## Task goal
All of the material below is to be restated word for word, apart from the pictures.

## Records to use
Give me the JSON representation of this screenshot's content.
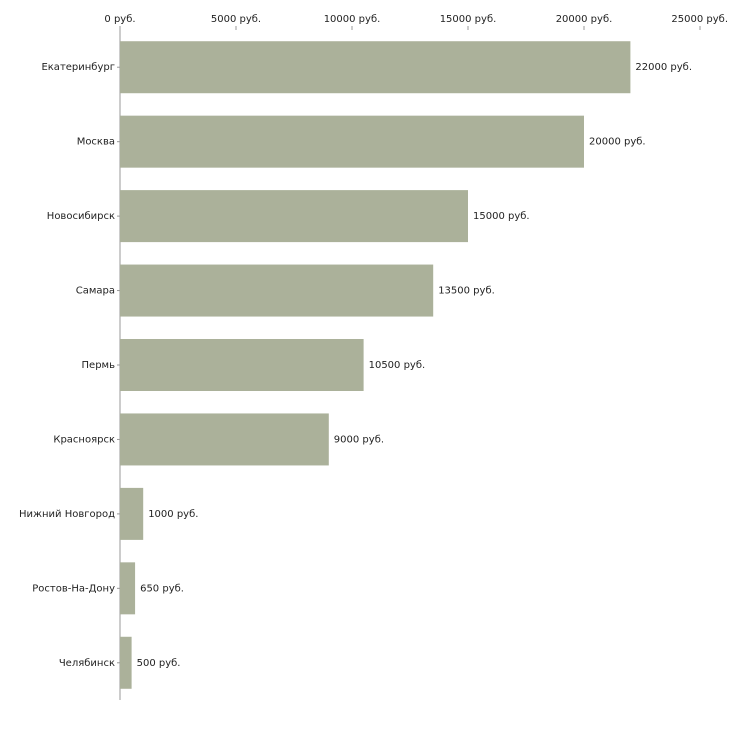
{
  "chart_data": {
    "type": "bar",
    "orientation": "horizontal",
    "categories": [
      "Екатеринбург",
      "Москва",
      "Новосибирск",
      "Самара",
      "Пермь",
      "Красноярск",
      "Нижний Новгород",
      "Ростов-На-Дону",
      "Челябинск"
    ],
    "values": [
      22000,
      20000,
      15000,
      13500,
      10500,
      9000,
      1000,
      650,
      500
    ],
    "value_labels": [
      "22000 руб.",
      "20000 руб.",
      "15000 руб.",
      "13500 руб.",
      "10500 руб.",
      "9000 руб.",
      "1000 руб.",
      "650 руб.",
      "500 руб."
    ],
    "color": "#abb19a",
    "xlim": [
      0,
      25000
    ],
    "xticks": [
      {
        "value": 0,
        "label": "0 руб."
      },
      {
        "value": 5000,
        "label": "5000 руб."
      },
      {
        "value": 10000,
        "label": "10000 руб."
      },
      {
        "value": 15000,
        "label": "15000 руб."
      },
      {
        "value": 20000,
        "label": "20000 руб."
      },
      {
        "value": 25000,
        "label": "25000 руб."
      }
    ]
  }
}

## Finished answer
Give me the JSON representation of this screenshot's content.
{
  "chart_data": {
    "type": "bar",
    "orientation": "horizontal",
    "categories": [
      "Екатеринбург",
      "Москва",
      "Новосибирск",
      "Самара",
      "Пермь",
      "Красноярск",
      "Нижний Новгород",
      "Ростов-На-Дону",
      "Челябинск"
    ],
    "values": [
      22000,
      20000,
      15000,
      13500,
      10500,
      9000,
      1000,
      650,
      500
    ],
    "value_labels": [
      "22000 руб.",
      "20000 руб.",
      "15000 руб.",
      "13500 руб.",
      "10500 руб.",
      "9000 руб.",
      "1000 руб.",
      "650 руб.",
      "500 руб."
    ],
    "color": "#abb19a",
    "xlim": [
      0,
      25000
    ],
    "xticks": [
      {
        "value": 0,
        "label": "0 руб."
      },
      {
        "value": 5000,
        "label": "5000 руб."
      },
      {
        "value": 10000,
        "label": "10000 руб."
      },
      {
        "value": 15000,
        "label": "15000 руб."
      },
      {
        "value": 20000,
        "label": "20000 руб."
      },
      {
        "value": 25000,
        "label": "25000 руб."
      }
    ]
  }
}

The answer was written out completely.